■ Data for this exercise:
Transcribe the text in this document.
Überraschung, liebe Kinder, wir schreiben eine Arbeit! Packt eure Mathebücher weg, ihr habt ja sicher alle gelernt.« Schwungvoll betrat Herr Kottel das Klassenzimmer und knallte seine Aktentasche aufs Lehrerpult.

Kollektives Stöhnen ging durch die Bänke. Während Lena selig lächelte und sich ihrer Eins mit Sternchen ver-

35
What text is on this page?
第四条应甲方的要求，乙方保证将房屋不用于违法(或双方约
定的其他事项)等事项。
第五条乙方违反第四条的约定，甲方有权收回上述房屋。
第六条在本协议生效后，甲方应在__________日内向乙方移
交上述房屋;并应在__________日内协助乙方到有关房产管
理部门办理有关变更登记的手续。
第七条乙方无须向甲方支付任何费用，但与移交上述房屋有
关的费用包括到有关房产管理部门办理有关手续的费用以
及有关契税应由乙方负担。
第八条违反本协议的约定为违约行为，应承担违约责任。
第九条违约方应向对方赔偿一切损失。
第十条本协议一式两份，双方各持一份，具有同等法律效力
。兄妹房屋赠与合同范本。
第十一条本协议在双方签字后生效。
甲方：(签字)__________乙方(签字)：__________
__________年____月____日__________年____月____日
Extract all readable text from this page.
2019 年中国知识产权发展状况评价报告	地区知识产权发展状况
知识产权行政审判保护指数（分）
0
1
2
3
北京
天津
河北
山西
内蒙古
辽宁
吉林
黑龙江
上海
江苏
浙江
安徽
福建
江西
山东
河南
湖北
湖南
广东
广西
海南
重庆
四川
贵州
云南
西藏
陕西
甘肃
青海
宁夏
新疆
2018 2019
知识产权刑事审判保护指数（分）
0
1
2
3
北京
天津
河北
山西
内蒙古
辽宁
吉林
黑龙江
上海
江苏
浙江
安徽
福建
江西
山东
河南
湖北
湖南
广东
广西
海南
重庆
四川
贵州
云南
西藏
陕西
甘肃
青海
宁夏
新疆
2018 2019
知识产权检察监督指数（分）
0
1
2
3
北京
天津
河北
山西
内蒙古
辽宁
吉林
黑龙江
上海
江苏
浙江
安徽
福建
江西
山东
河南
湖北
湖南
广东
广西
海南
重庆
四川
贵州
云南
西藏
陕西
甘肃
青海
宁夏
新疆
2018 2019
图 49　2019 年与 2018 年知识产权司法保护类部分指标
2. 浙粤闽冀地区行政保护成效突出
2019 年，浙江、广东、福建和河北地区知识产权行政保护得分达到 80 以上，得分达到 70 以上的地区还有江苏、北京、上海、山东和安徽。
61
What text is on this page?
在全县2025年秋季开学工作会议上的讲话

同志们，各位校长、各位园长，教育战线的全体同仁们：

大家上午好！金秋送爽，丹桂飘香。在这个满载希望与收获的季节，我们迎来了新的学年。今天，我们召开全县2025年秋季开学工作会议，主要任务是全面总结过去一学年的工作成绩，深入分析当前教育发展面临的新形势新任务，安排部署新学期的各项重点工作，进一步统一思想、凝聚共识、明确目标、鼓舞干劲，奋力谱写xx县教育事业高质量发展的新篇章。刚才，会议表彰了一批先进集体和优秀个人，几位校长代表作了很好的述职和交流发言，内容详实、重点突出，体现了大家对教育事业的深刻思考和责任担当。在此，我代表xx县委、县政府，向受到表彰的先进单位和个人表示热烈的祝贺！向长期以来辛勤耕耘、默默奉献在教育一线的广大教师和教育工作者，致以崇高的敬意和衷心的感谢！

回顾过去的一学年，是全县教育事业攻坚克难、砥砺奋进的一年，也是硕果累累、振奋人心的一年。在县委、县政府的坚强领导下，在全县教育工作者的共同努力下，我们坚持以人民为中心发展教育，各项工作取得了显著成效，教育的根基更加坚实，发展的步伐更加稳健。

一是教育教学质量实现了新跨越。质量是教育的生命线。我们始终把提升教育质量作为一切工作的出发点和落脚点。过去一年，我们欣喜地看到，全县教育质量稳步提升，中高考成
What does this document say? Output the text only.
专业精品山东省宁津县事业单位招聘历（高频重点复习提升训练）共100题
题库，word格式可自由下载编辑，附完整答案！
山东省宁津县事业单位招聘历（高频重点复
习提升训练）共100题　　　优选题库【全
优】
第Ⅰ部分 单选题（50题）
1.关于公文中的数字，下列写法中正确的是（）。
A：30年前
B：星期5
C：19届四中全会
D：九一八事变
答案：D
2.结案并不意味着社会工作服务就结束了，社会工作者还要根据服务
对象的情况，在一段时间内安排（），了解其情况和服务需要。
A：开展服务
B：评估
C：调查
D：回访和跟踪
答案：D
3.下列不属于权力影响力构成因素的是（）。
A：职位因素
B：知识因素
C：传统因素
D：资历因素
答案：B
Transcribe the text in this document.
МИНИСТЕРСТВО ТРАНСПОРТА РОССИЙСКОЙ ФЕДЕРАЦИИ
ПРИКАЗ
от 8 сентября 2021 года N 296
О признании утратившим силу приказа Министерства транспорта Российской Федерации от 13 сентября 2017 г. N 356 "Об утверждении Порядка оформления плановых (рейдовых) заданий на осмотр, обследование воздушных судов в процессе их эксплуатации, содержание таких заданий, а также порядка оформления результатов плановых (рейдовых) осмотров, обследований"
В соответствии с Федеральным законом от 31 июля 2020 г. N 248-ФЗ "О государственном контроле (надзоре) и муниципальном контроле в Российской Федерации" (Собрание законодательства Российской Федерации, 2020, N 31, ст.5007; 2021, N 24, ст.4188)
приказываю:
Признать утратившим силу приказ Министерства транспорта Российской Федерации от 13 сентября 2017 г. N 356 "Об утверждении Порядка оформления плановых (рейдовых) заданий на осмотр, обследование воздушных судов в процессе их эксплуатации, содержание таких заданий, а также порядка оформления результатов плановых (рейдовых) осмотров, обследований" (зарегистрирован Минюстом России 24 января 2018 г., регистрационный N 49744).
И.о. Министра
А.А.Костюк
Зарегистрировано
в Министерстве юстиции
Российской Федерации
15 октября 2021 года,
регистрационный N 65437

■ Stated goal: Write the material out again word for word.

■ Answer below:
Transcribe the text in this document.
Überraschung, liebe Kinder, wir schreiben eine Arbeit! Packt eure Mathebücher weg, ihr habt ja sicher alle gelernt.« Schwungvoll betrat Herr Kottel das Klassenzimmer und knallte seine Aktentasche aufs Lehrerpult.

Kollektives Stöhnen ging durch die Bänke. Während Lena selig lächelte und sich ihrer Eins mit Sternchen ver-

35
What text is on this page?
第四条应甲方的要求，乙方保证将房屋不用于违法(或双方约
定的其他事项)等事项。
第五条乙方违反第四条的约定，甲方有权收回上述房屋。
第六条在本协议生效后，甲方应在__________日内向乙方移
交上述房屋;并应在__________日内协助乙方到有关房产管
理部门办理有关变更登记的手续。
第七条乙方无须向甲方支付任何费用，但与移交上述房屋有
关的费用包括到有关房产管理部门办理有关手续的费用以
及有关契税应由乙方负担。
第八条违反本协议的约定为违约行为，应承担违约责任。
第九条违约方应向对方赔偿一切损失。
第十条本协议一式两份，双方各持一份，具有同等法律效力
。兄妹房屋赠与合同范本。
第十一条本协议在双方签字后生效。
甲方：(签字)__________乙方(签字)：__________
__________年____月____日__________年____月____日
Extract all readable text from this page.
2019 年中国知识产权发展状况评价报告	地区知识产权发展状况
知识产权行政审判保护指数（分）
0
1
2
3
北京
天津
河北
山西
内蒙古
辽宁
吉林
黑龙江
上海
江苏
浙江
安徽
福建
江西
山东
河南
湖北
湖南
广东
广西
海南
重庆
四川
贵州
云南
西藏
陕西
甘肃
青海
宁夏
新疆
2018 2019
知识产权刑事审判保护指数（分）
0
1
2
3
北京
天津
河北
山西
内蒙古
辽宁
吉林
黑龙江
上海
江苏
浙江
安徽
福建
江西
山东
河南
湖北
湖南
广东
广西
海南
重庆
四川
贵州
云南
西藏
陕西
甘肃
青海
宁夏
新疆
2018 2019
知识产权检察监督指数（分）
0
1
2
3
北京
天津
河北
山西
内蒙古
辽宁
吉林
黑龙江
上海
江苏
浙江
安徽
福建
江西
山东
河南
湖北
湖南
广东
广西
海南
重庆
四川
贵州
云南
西藏
陕西
甘肃
青海
宁夏
新疆
2018 2019
图 49　2019 年与 2018 年知识产权司法保护类部分指标
2. 浙粤闽冀地区行政保护成效突出
2019 年，浙江、广东、福建和河北地区知识产权行政保护得分达到 80 以上，得分达到 70 以上的地区还有江苏、北京、上海、山东和安徽。
61
What text is on this page?
在全县2025年秋季开学工作会议上的讲话

同志们，各位校长、各位园长，教育战线的全体同仁们：

大家上午好！金秋送爽，丹桂飘香。在这个满载希望与收获的季节，我们迎来了新的学年。今天，我们召开全县2025年秋季开学工作会议，主要任务是全面总结过去一学年的工作成绩，深入分析当前教育发展面临的新形势新任务，安排部署新学期的各项重点工作，进一步统一思想、凝聚共识、明确目标、鼓舞干劲，奋力谱写xx县教育事业高质量发展的新篇章。刚才，会议表彰了一批先进集体和优秀个人，几位校长代表作了很好的述职和交流发言，内容详实、重点突出，体现了大家对教育事业的深刻思考和责任担当。在此，我代表xx县委、县政府，向受到表彰的先进单位和个人表示热烈的祝贺！向长期以来辛勤耕耘、默默奉献在教育一线的广大教师和教育工作者，致以崇高的敬意和衷心的感谢！

回顾过去的一学年，是全县教育事业攻坚克难、砥砺奋进的一年，也是硕果累累、振奋人心的一年。在县委、县政府的坚强领导下，在全县教育工作者的共同努力下，我们坚持以人民为中心发展教育，各项工作取得了显著成效，教育的根基更加坚实，发展的步伐更加稳健。

一是教育教学质量实现了新跨越。质量是教育的生命线。我们始终把提升教育质量作为一切工作的出发点和落脚点。过去一年，我们欣喜地看到，全县教育质量稳步提升，中高考成
What does this document say? Output the text only.
专业精品山东省宁津县事业单位招聘历（高频重点复习提升训练）共100题
题库，word格式可自由下载编辑，附完整答案！
山东省宁津县事业单位招聘历（高频重点复
习提升训练）共100题　　　优选题库【全
优】
第Ⅰ部分 单选题（50题）
1.关于公文中的数字，下列写法中正确的是（）。
A：30年前
B：星期5
C：19届四中全会
D：九一八事变
答案：D
2.结案并不意味着社会工作服务就结束了，社会工作者还要根据服务
对象的情况，在一段时间内安排（），了解其情况和服务需要。
A：开展服务
B：评估
C：调查
D：回访和跟踪
答案：D
3.下列不属于权力影响力构成因素的是（）。
A：职位因素
B：知识因素
C：传统因素
D：资历因素
答案：B
Transcribe the text in this document.
МИНИСТЕРСТВО ТРАНСПОРТА РОССИЙСКОЙ ФЕДЕРАЦИИ
ПРИКАЗ
от 8 сентября 2021 года N 296
О признании утратившим силу приказа Министерства транспорта Российской Федерации от 13 сентября 2017 г. N 356 "Об утверждении Порядка оформления плановых (рейдовых) заданий на осмотр, обследование воздушных судов в процессе их эксплуатации, содержание таких заданий, а также порядка оформления результатов плановых (рейдовых) осмотров, обследований"
В соответствии с Федеральным законом от 31 июля 2020 г. N 248-ФЗ "О государственном контроле (надзоре) и муниципальном контроле в Российской Федерации" (Собрание законодательства Российской Федерации, 2020, N 31, ст.5007; 2021, N 24, ст.4188)
приказываю:
Признать утратившим силу приказ Министерства транспорта Российской Федерации от 13 сентября 2017 г. N 356 "Об утверждении Порядка оформления плановых (рейдовых) заданий на осмотр, обследование воздушных судов в процессе их эксплуатации, содержание таких заданий, а также порядка оформления результатов плановых (рейдовых) осмотров, обследований" (зарегистрирован Минюстом России 24 января 2018 г., регистрационный N 49744).
И.о. Министра
А.А.Костюк
Зарегистрировано
в Министерстве юстиции
Российской Федерации
15 октября 2021 года,
регистрационный N 65437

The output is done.